• **Information provided**

## BEGIN

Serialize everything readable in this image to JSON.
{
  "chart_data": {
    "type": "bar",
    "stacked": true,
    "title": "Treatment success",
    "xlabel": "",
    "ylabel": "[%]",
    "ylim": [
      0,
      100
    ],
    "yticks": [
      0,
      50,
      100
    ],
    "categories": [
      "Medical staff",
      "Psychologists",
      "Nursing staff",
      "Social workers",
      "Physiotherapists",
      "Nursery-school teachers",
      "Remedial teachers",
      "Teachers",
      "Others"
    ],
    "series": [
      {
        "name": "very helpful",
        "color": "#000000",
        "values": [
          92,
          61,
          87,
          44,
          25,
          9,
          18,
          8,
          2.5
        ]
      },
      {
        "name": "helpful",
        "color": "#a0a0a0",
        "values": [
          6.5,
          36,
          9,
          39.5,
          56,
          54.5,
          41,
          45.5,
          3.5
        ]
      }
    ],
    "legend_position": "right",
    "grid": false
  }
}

## END

Make an exact copy of the material above.

Serialize everything readable in this image to JSON.
{
  "chart_data": {
    "type": "bar",
    "stacked": true,
    "title": "Treatment success",
    "xlabel": "",
    "ylabel": "[%]",
    "ylim": [
      0,
      100
    ],
    "yticks": [
      0,
      50,
      100
    ],
    "categories": [
      "Medical staff",
      "Psychologists",
      "Nursing staff",
      "Social workers",
      "Physiotherapists",
      "Nursery-school teachers",
      "Remedial teachers",
      "Teachers",
      "Others"
    ],
    "series": [
      {
        "name": "very helpful",
        "color": "#000000",
        "values": [
          92,
          61,
          87,
          44,
          25,
          9,
          18,
          8,
          2.5
        ]
      },
      {
        "name": "helpful",
        "color": "#a0a0a0",
        "values": [
          6.5,
          36,
          9,
          39.5,
          56,
          54.5,
          41,
          45.5,
          3.5
        ]
      }
    ],
    "legend_position": "right",
    "grid": false
  }
}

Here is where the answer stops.